▶ [STATED GOAL]
Gather up the lines that contain "semi".

>> start DATA ROWS

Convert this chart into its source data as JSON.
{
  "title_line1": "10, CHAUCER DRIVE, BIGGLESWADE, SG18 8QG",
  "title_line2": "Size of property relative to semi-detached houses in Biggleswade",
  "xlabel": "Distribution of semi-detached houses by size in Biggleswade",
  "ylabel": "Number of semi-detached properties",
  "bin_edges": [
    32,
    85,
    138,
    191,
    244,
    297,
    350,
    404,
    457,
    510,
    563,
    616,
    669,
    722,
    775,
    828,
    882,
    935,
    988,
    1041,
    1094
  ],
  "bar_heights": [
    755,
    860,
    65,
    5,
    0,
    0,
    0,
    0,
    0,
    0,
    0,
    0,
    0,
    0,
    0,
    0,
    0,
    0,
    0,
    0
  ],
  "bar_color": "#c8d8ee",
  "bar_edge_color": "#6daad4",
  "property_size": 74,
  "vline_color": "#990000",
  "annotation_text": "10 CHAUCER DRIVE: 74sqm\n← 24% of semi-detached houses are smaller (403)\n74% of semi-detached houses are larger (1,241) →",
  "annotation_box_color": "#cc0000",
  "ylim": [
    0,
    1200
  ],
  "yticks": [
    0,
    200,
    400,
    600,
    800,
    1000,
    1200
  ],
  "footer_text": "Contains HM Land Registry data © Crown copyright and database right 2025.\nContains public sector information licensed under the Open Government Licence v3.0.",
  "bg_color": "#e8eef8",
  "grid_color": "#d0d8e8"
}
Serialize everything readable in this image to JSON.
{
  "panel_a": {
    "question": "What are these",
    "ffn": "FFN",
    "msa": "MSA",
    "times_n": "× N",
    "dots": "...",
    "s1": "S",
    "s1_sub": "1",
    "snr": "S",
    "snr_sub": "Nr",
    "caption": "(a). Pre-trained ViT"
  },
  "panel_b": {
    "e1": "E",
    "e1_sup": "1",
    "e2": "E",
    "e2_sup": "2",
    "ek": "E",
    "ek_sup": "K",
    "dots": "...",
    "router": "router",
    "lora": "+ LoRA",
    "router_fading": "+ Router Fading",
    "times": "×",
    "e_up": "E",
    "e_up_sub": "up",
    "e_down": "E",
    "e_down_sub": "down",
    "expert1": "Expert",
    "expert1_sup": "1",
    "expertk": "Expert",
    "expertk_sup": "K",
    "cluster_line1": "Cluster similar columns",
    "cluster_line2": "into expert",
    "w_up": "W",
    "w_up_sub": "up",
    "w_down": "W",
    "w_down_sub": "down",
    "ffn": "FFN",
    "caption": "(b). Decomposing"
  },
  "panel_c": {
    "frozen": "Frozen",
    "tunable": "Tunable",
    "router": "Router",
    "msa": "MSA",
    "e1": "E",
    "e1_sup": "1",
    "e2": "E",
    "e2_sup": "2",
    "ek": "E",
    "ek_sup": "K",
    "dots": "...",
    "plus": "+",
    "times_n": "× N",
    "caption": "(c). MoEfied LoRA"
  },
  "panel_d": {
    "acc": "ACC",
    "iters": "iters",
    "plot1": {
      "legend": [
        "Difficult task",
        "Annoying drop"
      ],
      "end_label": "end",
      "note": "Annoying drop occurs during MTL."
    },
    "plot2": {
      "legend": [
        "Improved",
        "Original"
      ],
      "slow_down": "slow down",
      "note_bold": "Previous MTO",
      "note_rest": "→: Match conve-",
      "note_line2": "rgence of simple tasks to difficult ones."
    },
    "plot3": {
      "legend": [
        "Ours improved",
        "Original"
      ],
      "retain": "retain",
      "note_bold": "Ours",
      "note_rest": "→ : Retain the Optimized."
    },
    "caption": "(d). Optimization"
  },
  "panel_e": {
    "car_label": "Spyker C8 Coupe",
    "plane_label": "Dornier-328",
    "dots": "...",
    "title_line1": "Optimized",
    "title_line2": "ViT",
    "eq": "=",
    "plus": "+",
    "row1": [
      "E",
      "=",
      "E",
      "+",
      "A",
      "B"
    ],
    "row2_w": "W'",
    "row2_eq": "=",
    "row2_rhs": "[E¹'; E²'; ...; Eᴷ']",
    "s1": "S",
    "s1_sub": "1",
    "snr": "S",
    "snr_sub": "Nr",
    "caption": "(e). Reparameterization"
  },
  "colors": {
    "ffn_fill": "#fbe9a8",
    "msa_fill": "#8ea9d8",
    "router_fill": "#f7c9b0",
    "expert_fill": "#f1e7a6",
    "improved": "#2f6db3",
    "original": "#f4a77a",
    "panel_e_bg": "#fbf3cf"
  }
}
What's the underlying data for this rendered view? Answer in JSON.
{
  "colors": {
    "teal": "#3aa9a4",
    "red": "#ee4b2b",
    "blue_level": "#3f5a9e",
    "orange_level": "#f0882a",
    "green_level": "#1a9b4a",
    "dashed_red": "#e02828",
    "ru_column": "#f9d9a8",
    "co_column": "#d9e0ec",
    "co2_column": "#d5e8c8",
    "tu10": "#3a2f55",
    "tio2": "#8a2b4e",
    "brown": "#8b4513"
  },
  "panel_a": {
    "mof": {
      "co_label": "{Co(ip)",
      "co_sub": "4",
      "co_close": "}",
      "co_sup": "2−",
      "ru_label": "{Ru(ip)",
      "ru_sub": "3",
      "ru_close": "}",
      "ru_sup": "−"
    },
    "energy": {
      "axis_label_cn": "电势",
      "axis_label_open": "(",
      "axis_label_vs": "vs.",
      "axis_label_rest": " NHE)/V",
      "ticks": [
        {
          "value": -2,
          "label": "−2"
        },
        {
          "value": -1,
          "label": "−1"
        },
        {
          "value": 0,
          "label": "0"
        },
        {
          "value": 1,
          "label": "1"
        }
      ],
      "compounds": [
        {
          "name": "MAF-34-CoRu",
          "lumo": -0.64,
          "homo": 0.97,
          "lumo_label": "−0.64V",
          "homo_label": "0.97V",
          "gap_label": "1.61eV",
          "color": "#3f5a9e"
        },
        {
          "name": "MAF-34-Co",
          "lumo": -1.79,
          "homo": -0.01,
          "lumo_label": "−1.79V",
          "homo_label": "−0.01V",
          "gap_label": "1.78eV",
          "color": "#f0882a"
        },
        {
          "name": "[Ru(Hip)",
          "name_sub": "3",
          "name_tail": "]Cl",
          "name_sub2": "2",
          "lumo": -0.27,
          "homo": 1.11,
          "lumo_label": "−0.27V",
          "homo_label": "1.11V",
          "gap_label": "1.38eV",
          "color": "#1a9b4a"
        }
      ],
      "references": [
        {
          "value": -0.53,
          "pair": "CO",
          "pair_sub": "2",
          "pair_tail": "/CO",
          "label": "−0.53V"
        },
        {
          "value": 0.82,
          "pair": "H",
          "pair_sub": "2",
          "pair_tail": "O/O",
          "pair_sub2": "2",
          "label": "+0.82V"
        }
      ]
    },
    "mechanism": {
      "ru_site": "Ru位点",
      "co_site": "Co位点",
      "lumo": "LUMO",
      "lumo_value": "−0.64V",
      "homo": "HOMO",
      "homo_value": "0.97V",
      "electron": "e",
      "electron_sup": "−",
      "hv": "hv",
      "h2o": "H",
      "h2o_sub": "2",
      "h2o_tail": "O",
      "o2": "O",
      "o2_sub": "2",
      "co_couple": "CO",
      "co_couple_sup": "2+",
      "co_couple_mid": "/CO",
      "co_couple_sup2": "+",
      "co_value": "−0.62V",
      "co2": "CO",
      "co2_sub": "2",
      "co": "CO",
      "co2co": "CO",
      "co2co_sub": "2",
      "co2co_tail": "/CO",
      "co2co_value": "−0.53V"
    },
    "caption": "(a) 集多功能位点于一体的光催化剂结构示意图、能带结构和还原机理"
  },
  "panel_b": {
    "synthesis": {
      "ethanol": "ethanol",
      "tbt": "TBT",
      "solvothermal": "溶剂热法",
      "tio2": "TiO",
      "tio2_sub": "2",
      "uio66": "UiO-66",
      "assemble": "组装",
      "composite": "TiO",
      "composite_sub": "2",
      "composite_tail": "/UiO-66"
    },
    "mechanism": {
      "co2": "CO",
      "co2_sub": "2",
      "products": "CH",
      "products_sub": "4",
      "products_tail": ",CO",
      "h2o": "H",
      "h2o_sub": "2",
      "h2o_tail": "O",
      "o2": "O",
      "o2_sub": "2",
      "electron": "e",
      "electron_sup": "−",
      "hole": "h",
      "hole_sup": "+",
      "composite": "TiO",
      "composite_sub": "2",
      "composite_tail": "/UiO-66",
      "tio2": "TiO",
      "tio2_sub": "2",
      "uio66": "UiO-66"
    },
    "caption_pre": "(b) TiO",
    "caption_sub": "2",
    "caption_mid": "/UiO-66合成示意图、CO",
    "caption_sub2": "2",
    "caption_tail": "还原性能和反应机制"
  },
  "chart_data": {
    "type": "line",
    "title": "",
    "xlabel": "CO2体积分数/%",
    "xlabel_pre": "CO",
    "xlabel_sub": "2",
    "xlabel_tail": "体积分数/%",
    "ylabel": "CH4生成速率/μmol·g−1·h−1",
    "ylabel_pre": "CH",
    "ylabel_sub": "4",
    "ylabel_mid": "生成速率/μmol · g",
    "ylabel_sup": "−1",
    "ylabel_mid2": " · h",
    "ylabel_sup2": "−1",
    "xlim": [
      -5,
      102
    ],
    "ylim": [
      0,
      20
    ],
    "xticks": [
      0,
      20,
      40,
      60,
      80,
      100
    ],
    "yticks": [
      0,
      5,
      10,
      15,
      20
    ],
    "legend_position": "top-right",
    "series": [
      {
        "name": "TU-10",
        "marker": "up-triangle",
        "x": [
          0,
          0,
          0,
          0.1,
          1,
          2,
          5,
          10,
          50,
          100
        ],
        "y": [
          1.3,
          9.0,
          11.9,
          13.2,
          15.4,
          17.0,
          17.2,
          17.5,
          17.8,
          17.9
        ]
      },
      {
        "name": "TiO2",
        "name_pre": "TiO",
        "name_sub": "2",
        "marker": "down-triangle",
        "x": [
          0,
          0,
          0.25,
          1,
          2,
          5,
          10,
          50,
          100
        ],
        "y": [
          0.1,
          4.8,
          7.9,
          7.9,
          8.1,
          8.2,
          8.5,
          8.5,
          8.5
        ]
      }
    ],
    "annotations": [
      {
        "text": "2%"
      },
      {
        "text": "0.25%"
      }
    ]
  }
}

>> end DATA ROWS

▶ [EXERCISE SOLUTION]
  "title_line2": "Size of property relative to semi-detached houses in Biggleswade",
  "xlabel": "Distribution of semi-detached houses by size in Biggleswade",
  "ylabel": "Number of semi-detached properties",
  "annotation_text": "10 CHAUCER DRIVE: 74sqm\n← 24% of semi-detached houses are smaller (403)\n74% of semi-detached houses are larger (1,241) →",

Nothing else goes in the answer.